» **GIVEN INSTRUCTION**:
Set down every record once more, exactly as given.

» **SUPPLIED INFORMATION**:
○ ○ ○ ○ ○ ○ ○

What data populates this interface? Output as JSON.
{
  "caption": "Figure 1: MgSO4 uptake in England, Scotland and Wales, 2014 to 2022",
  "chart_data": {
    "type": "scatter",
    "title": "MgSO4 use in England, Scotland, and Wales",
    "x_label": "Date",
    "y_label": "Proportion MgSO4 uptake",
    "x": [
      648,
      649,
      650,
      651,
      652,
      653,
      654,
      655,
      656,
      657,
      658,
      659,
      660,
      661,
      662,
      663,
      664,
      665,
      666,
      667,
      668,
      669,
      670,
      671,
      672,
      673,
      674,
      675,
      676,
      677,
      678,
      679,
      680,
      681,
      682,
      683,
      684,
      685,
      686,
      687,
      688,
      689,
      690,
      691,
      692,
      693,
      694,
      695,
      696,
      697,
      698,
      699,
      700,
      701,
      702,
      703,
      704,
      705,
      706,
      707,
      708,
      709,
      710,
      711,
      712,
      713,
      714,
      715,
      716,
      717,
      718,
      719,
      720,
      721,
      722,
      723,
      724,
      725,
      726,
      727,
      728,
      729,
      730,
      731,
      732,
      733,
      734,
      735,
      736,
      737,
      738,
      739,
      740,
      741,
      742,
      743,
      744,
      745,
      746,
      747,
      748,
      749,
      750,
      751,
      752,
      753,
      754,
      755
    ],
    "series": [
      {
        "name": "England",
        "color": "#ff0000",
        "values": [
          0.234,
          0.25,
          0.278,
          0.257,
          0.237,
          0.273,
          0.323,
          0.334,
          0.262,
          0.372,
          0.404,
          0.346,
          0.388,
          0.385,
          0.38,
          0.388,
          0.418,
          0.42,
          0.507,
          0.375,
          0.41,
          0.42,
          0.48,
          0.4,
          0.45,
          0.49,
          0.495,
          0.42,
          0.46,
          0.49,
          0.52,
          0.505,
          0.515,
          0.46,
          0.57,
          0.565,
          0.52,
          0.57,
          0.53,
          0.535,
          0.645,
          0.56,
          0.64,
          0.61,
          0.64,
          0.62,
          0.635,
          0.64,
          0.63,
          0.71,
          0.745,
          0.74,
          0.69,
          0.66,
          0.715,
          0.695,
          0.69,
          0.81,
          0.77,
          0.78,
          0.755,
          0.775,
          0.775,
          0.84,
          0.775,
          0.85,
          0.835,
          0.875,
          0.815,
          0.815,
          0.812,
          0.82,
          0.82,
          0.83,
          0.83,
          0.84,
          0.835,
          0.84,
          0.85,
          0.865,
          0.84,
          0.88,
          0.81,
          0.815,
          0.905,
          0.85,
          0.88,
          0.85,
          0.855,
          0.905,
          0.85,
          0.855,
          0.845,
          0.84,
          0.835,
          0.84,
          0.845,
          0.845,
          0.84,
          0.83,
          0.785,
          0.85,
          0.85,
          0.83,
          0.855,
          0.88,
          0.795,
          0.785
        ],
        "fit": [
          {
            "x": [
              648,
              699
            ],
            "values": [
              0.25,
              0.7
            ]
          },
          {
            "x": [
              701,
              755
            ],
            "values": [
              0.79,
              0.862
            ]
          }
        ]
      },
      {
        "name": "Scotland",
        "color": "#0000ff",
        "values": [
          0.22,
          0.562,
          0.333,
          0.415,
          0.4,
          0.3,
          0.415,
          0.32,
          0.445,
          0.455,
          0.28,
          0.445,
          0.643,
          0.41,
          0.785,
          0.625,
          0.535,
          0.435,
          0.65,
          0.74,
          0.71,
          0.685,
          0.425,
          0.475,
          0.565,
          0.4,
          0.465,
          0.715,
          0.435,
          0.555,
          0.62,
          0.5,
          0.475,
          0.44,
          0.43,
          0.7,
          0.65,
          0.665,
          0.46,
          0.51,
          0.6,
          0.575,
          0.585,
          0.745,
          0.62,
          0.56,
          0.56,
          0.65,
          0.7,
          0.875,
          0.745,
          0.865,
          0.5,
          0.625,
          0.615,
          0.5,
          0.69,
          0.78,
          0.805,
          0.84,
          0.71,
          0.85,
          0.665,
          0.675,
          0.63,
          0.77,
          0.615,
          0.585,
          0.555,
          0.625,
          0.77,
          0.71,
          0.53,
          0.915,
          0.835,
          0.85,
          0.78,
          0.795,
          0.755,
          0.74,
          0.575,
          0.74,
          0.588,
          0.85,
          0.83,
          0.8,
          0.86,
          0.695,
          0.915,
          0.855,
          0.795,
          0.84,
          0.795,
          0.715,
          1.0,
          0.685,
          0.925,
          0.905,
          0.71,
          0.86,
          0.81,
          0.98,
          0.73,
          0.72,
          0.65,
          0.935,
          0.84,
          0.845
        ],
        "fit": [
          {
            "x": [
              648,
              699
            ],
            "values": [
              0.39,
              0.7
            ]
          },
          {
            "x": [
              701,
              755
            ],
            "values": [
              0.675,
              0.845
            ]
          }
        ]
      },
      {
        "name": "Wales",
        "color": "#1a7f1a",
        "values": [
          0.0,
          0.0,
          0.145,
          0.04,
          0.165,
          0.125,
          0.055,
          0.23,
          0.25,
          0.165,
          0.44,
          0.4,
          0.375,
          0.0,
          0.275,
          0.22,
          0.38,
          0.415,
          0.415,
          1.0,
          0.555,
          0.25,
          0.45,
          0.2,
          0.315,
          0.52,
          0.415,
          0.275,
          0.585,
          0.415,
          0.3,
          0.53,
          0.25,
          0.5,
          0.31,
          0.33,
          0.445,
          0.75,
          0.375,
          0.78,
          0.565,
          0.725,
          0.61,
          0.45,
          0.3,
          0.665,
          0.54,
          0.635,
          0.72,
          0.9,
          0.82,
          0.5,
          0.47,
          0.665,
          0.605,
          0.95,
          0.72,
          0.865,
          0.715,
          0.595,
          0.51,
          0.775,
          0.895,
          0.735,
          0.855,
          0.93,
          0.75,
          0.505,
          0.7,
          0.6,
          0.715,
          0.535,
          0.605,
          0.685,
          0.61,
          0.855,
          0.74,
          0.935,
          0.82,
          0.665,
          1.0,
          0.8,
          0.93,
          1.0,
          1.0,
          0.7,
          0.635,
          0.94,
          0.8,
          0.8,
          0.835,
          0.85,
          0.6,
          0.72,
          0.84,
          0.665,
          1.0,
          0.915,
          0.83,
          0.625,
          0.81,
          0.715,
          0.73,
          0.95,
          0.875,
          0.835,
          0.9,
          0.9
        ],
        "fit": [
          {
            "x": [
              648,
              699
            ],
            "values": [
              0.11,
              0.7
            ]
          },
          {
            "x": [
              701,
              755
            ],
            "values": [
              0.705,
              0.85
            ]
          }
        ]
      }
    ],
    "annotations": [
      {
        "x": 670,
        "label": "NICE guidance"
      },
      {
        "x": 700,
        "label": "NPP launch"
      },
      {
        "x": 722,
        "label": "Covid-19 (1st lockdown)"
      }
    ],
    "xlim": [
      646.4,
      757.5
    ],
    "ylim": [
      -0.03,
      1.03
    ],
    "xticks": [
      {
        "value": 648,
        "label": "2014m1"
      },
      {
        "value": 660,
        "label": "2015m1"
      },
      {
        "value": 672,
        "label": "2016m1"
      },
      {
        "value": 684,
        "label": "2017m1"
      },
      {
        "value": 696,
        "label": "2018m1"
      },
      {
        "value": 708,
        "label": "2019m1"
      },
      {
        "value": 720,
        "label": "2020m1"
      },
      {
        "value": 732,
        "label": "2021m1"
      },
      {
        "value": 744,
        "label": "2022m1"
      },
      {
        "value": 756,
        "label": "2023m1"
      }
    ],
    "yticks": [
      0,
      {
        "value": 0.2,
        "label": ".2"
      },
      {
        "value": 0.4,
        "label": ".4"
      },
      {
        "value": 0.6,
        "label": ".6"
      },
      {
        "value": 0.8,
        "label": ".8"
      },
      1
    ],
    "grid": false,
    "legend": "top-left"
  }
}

○ ○ ○ ○ ○ ○ ○

» **ANSWER TO THIS TASK**:
What data populates this interface? Output as JSON.
{
  "caption": "Figure 1: MgSO4 uptake in England, Scotland and Wales, 2014 to 2022",
  "chart_data": {
    "type": "scatter",
    "title": "MgSO4 use in England, Scotland, and Wales",
    "x_label": "Date",
    "y_label": "Proportion MgSO4 uptake",
    "x": [
      648,
      649,
      650,
      651,
      652,
      653,
      654,
      655,
      656,
      657,
      658,
      659,
      660,
      661,
      662,
      663,
      664,
      665,
      666,
      667,
      668,
      669,
      670,
      671,
      672,
      673,
      674,
      675,
      676,
      677,
      678,
      679,
      680,
      681,
      682,
      683,
      684,
      685,
      686,
      687,
      688,
      689,
      690,
      691,
      692,
      693,
      694,
      695,
      696,
      697,
      698,
      699,
      700,
      701,
      702,
      703,
      704,
      705,
      706,
      707,
      708,
      709,
      710,
      711,
      712,
      713,
      714,
      715,
      716,
      717,
      718,
      719,
      720,
      721,
      722,
      723,
      724,
      725,
      726,
      727,
      728,
      729,
      730,
      731,
      732,
      733,
      734,
      735,
      736,
      737,
      738,
      739,
      740,
      741,
      742,
      743,
      744,
      745,
      746,
      747,
      748,
      749,
      750,
      751,
      752,
      753,
      754,
      755
    ],
    "series": [
      {
        "name": "England",
        "color": "#ff0000",
        "values": [
          0.234,
          0.25,
          0.278,
          0.257,
          0.237,
          0.273,
          0.323,
          0.334,
          0.262,
          0.372,
          0.404,
          0.346,
          0.388,
          0.385,
          0.38,
          0.388,
          0.418,
          0.42,
          0.507,
          0.375,
          0.41,
          0.42,
          0.48,
          0.4,
          0.45,
          0.49,
          0.495,
          0.42,
          0.46,
          0.49,
          0.52,
          0.505,
          0.515,
          0.46,
          0.57,
          0.565,
          0.52,
          0.57,
          0.53,
          0.535,
          0.645,
          0.56,
          0.64,
          0.61,
          0.64,
          0.62,
          0.635,
          0.64,
          0.63,
          0.71,
          0.745,
          0.74,
          0.69,
          0.66,
          0.715,
          0.695,
          0.69,
          0.81,
          0.77,
          0.78,
          0.755,
          0.775,
          0.775,
          0.84,
          0.775,
          0.85,
          0.835,
          0.875,
          0.815,
          0.815,
          0.812,
          0.82,
          0.82,
          0.83,
          0.83,
          0.84,
          0.835,
          0.84,
          0.85,
          0.865,
          0.84,
          0.88,
          0.81,
          0.815,
          0.905,
          0.85,
          0.88,
          0.85,
          0.855,
          0.905,
          0.85,
          0.855,
          0.845,
          0.84,
          0.835,
          0.84,
          0.845,
          0.845,
          0.84,
          0.83,
          0.785,
          0.85,
          0.85,
          0.83,
          0.855,
          0.88,
          0.795,
          0.785
        ],
        "fit": [
          {
            "x": [
              648,
              699
            ],
            "values": [
              0.25,
              0.7
            ]
          },
          {
            "x": [
              701,
              755
            ],
            "values": [
              0.79,
              0.862
            ]
          }
        ]
      },
      {
        "name": "Scotland",
        "color": "#0000ff",
        "values": [
          0.22,
          0.562,
          0.333,
          0.415,
          0.4,
          0.3,
          0.415,
          0.32,
          0.445,
          0.455,
          0.28,
          0.445,
          0.643,
          0.41,
          0.785,
          0.625,
          0.535,
          0.435,
          0.65,
          0.74,
          0.71,
          0.685,
          0.425,
          0.475,
          0.565,
          0.4,
          0.465,
          0.715,
          0.435,
          0.555,
          0.62,
          0.5,
          0.475,
          0.44,
          0.43,
          0.7,
          0.65,
          0.665,
          0.46,
          0.51,
          0.6,
          0.575,
          0.585,
          0.745,
          0.62,
          0.56,
          0.56,
          0.65,
          0.7,
          0.875,
          0.745,
          0.865,
          0.5,
          0.625,
          0.615,
          0.5,
          0.69,
          0.78,
          0.805,
          0.84,
          0.71,
          0.85,
          0.665,
          0.675,
          0.63,
          0.77,
          0.615,
          0.585,
          0.555,
          0.625,
          0.77,
          0.71,
          0.53,
          0.915,
          0.835,
          0.85,
          0.78,
          0.795,
          0.755,
          0.74,
          0.575,
          0.74,
          0.588,
          0.85,
          0.83,
          0.8,
          0.86,
          0.695,
          0.915,
          0.855,
          0.795,
          0.84,
          0.795,
          0.715,
          1.0,
          0.685,
          0.925,
          0.905,
          0.71,
          0.86,
          0.81,
          0.98,
          0.73,
          0.72,
          0.65,
          0.935,
          0.84,
          0.845
        ],
        "fit": [
          {
            "x": [
              648,
              699
            ],
            "values": [
              0.39,
              0.7
            ]
          },
          {
            "x": [
              701,
              755
            ],
            "values": [
              0.675,
              0.845
            ]
          }
        ]
      },
      {
        "name": "Wales",
        "color": "#1a7f1a",
        "values": [
          0.0,
          0.0,
          0.145,
          0.04,
          0.165,
          0.125,
          0.055,
          0.23,
          0.25,
          0.165,
          0.44,
          0.4,
          0.375,
          0.0,
          0.275,
          0.22,
          0.38,
          0.415,
          0.415,
          1.0,
          0.555,
          0.25,
          0.45,
          0.2,
          0.315,
          0.52,
          0.415,
          0.275,
          0.585,
          0.415,
          0.3,
          0.53,
          0.25,
          0.5,
          0.31,
          0.33,
          0.445,
          0.75,
          0.375,
          0.78,
          0.565,
          0.725,
          0.61,
          0.45,
          0.3,
          0.665,
          0.54,
          0.635,
          0.72,
          0.9,
          0.82,
          0.5,
          0.47,
          0.665,
          0.605,
          0.95,
          0.72,
          0.865,
          0.715,
          0.595,
          0.51,
          0.775,
          0.895,
          0.735,
          0.855,
          0.93,
          0.75,
          0.505,
          0.7,
          0.6,
          0.715,
          0.535,
          0.605,
          0.685,
          0.61,
          0.855,
          0.74,
          0.935,
          0.82,
          0.665,
          1.0,
          0.8,
          0.93,
          1.0,
          1.0,
          0.7,
          0.635,
          0.94,
          0.8,
          0.8,
          0.835,
          0.85,
          0.6,
          0.72,
          0.84,
          0.665,
          1.0,
          0.915,
          0.83,
          0.625,
          0.81,
          0.715,
          0.73,
          0.95,
          0.875,
          0.835,
          0.9,
          0.9
        ],
        "fit": [
          {
            "x": [
              648,
              699
            ],
            "values": [
              0.11,
              0.7
            ]
          },
          {
            "x": [
              701,
              755
            ],
            "values": [
              0.705,
              0.85
            ]
          }
        ]
      }
    ],
    "annotations": [
      {
        "x": 670,
        "label": "NICE guidance"
      },
      {
        "x": 700,
        "label": "NPP launch"
      },
      {
        "x": 722,
        "label": "Covid-19 (1st lockdown)"
      }
    ],
    "xlim": [
      646.4,
      757.5
    ],
    "ylim": [
      -0.03,
      1.03
    ],
    "xticks": [
      {
        "value": 648,
        "label": "2014m1"
      },
      {
        "value": 660,
        "label": "2015m1"
      },
      {
        "value": 672,
        "label": "2016m1"
      },
      {
        "value": 684,
        "label": "2017m1"
      },
      {
        "value": 696,
        "label": "2018m1"
      },
      {
        "value": 708,
        "label": "2019m1"
      },
      {
        "value": 720,
        "label": "2020m1"
      },
      {
        "value": 732,
        "label": "2021m1"
      },
      {
        "value": 744,
        "label": "2022m1"
      },
      {
        "value": 756,
        "label": "2023m1"
      }
    ],
    "yticks": [
      0,
      {
        "value": 0.2,
        "label": ".2"
      },
      {
        "value": 0.4,
        "label": ".4"
      },
      {
        "value": 0.6,
        "label": ".6"
      },
      {
        "value": 0.8,
        "label": ".8"
      },
      1
    ],
    "grid": false,
    "legend": "top-left"
  }
}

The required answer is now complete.